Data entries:

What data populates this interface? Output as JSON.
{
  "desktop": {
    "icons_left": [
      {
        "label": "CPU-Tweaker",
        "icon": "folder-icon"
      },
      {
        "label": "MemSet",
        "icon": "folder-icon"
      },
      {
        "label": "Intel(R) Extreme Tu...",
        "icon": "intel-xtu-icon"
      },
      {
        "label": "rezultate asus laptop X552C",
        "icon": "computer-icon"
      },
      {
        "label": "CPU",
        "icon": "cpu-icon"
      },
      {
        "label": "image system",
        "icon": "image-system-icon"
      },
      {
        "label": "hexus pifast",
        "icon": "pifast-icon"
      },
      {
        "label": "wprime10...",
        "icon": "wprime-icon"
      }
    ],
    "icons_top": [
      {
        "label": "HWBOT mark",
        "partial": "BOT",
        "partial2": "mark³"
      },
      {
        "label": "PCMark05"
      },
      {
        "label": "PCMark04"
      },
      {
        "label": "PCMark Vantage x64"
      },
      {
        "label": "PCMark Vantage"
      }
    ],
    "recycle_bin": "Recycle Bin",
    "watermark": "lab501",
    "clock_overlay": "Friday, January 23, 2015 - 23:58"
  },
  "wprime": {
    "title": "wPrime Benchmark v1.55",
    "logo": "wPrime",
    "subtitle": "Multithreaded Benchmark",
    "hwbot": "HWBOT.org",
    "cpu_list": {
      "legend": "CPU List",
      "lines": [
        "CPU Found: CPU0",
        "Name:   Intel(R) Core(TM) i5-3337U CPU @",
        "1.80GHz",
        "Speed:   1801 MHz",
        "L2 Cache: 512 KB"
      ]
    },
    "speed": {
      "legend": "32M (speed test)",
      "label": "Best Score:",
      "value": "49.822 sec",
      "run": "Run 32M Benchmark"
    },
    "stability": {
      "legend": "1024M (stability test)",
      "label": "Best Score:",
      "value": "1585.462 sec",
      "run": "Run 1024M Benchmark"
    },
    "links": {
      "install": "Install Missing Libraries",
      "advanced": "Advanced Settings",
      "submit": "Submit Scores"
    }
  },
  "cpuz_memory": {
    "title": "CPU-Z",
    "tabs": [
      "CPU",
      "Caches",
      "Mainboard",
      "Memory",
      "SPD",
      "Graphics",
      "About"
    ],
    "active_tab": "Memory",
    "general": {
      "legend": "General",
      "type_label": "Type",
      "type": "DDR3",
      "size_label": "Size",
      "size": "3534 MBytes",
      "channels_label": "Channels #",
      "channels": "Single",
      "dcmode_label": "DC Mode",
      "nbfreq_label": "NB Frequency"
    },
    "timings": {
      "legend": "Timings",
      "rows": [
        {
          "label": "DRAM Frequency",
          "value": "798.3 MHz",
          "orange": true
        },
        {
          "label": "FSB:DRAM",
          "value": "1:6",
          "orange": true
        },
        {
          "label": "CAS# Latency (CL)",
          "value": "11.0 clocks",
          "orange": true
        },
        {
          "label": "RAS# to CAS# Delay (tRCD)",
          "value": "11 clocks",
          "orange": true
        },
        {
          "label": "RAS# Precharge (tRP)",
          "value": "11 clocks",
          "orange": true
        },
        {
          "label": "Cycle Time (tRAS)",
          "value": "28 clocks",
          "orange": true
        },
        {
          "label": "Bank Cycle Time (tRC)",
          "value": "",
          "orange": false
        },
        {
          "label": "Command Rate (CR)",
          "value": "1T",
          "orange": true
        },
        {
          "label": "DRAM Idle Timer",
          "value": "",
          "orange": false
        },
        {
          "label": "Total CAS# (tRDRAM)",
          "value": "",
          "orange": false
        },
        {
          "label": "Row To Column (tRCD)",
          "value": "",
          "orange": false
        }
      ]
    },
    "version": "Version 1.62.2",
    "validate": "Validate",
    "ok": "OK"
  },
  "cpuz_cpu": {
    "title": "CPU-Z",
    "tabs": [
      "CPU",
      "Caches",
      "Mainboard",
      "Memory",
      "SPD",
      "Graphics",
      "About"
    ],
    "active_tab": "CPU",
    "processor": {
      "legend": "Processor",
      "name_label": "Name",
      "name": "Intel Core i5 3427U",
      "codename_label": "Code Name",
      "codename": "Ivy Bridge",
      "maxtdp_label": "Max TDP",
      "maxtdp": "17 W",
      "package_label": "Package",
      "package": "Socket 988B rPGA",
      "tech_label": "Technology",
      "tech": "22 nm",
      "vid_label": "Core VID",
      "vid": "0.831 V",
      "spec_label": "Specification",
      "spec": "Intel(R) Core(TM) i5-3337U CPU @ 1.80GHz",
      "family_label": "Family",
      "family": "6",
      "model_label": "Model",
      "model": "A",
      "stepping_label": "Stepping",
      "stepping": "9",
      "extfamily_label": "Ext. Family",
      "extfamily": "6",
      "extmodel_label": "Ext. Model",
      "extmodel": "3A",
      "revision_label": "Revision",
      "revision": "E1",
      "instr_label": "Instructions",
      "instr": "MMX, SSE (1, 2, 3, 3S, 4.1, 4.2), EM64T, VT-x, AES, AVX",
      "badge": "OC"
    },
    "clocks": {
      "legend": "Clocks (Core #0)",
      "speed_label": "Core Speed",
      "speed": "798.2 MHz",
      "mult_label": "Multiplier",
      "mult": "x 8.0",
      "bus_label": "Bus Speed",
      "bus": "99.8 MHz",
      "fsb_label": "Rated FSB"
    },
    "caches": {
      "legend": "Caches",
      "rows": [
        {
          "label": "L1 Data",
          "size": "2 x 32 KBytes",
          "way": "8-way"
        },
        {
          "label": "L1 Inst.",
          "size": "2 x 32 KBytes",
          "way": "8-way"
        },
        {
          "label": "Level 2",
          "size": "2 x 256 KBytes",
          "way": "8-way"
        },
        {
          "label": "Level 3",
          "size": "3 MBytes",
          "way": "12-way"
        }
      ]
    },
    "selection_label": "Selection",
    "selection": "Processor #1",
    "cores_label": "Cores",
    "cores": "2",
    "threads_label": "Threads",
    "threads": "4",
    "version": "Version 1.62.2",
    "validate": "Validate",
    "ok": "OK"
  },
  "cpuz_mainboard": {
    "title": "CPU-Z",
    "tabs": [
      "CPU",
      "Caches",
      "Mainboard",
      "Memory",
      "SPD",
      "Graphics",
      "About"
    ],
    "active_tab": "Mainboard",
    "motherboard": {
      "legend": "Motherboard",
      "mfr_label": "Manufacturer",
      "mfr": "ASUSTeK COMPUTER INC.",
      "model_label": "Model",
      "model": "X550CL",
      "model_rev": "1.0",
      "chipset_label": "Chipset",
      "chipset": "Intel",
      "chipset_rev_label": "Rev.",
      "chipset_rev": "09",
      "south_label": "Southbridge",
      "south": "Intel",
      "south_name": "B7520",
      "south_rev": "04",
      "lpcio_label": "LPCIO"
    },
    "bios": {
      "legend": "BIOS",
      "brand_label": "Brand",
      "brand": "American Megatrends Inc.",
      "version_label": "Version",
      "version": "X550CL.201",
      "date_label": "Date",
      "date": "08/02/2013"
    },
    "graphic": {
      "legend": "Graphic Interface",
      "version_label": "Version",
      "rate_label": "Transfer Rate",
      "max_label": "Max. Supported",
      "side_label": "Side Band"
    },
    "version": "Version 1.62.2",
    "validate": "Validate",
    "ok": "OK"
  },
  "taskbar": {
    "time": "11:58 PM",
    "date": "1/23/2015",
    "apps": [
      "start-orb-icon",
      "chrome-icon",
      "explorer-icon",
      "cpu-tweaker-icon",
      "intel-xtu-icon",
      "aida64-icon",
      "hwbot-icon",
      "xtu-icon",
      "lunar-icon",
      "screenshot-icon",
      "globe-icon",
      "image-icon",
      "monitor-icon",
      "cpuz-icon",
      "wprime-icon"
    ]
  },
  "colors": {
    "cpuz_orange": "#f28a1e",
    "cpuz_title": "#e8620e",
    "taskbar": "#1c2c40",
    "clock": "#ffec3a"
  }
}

◆ Task prompt: Scan the listing above. Collect all lines with the word "tRCD".

◆ Result:
          "label": "RAS# to CAS# Delay (tRCD)",
          "label": "Row To Column (tRCD)",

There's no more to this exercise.